[start PAGE EXCERPT]

Written By: Eric D. Dean
In most instances, the borrower on a commercial real estate loan will be a single purpose entity (the “SPE”) which is in title to the real property offered as the primary security for the loan. In many instances some or all of the principals of the SPE borrower are required to execute an unsecured guaranty of the loan as a condition of the loan closing. The SPE offers the lender bankruptcy protection while offering the principals of the venture protection from a house of cards if they own multiple assets held in different entities and one asset fails.
The guaranty will normally take one of two forms (a) an unconditional and absolute guaranty or a limited or “carve out” guaranty in the case of a non-recourse loan. The unconditional absolute guaranty puts the guarantors at risk for all forms of default by the SPE borrower regardless of the cause and in many instances regardless of the materiality of the default. Therefore, the guarantor may be liable under the guaranty for defaults by the SPE borrower resulting from general economic conditions out of the control of the SPE borrower such as a failure to maintain a required debt coverage ratio or other economic indicia required by the loan documents or an inability to pay loan payments timely, contribute required amounts to reserves or pay real property taxes timely.

[end PAGE EXCERPT]
[start MATERIAL SHOWN]

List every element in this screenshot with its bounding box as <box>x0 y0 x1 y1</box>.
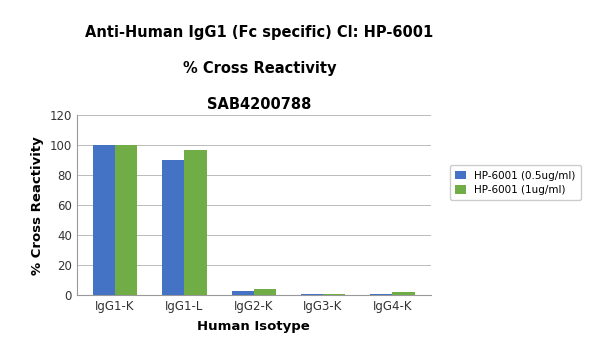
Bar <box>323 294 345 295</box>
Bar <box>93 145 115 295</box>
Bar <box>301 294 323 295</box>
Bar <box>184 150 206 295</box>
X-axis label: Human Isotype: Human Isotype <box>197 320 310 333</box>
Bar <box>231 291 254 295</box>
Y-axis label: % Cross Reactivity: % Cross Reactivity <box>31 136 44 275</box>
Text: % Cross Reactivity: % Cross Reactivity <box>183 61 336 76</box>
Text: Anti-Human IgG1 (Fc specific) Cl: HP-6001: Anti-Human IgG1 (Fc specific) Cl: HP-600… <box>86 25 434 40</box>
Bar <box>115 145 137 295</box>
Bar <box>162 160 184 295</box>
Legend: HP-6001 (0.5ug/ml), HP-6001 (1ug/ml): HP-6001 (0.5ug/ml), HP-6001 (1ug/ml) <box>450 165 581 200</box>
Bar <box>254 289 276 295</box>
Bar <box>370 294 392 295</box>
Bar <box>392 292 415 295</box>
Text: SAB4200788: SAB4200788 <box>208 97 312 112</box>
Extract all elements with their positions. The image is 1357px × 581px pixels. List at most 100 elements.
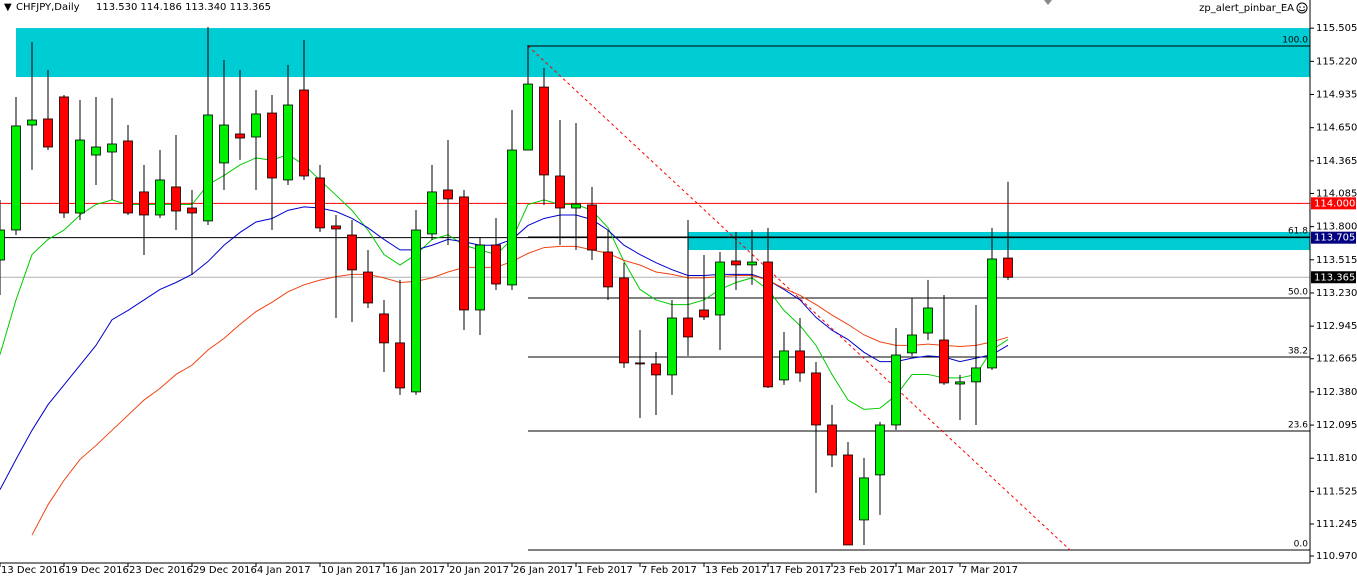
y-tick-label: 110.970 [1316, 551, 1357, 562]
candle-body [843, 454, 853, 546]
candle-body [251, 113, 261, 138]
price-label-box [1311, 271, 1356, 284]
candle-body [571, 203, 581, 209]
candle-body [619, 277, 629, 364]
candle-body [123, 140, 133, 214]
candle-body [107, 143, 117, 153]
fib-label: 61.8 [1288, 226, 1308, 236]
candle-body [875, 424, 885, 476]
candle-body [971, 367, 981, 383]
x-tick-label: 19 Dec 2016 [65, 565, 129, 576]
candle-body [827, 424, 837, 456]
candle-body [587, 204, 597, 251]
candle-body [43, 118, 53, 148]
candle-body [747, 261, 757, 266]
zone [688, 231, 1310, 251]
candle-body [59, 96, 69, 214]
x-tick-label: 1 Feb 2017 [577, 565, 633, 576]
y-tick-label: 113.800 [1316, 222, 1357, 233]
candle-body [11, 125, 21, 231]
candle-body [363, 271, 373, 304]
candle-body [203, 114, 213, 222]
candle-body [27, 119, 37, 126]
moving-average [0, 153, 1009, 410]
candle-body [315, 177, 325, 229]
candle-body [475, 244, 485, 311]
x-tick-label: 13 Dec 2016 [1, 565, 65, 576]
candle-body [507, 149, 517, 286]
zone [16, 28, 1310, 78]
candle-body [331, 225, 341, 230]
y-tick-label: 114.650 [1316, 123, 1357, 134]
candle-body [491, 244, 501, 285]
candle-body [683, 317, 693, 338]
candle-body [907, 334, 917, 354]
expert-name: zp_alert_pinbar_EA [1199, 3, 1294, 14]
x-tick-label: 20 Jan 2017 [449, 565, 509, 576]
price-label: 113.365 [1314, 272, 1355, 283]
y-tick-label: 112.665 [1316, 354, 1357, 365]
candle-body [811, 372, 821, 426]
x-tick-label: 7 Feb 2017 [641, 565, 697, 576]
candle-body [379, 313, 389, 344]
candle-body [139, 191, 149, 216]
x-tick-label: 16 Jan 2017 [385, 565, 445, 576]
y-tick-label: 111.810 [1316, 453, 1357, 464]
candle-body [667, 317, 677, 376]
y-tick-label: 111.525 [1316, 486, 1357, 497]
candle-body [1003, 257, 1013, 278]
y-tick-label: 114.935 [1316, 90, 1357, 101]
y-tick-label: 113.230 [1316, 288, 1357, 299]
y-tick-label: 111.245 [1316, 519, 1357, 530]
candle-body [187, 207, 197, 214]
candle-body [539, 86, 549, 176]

[end MATERIAL SHOWN]

● **OBJECTIVES**:
(1) From the commercial loan guaranty article, echo everything from "The guaranty will" down to "property taxes timely.".
(2) According to the commercial loan guaranty article, why might a guarantor under an unconditional and absolute guaranty be liable for defaults caused by general economic conditions outside the SPE borrower's control?

● **LIST OF SOLUTIONS**:
(1)
The guaranty will normally take one of two forms (a) an unconditional and absolute guaranty or a limited or “carve out” guaranty in the case of a non-recourse loan. The unconditional absolute guaranty puts the guarantors at risk for all forms of default by the SPE borrower regardless of the cause and in many instances regardless of the materiality of the default. Therefore, the guarantor may be liable under the guaranty for defaults by the SPE borrower resulting from general economic conditions out of the control of the SPE borrower such as a failure to maintain a required debt coverage ratio or other economic indicia required by the loan documents or an inability to pay loan payments timely, contribute required amounts to reserves or pay real property taxes timely.

(2) An unconditional and absolute guaranty puts the guarantors at risk for all forms of default by the SPE borrower, regardless of the cause and often regardless of how material the default is. So a default such as failing to maintain a required debt coverage ratio or being unable to pay loan payments or real property taxes on time can fall on the guarantor even when it stems from economic conditions the borrower cannot control.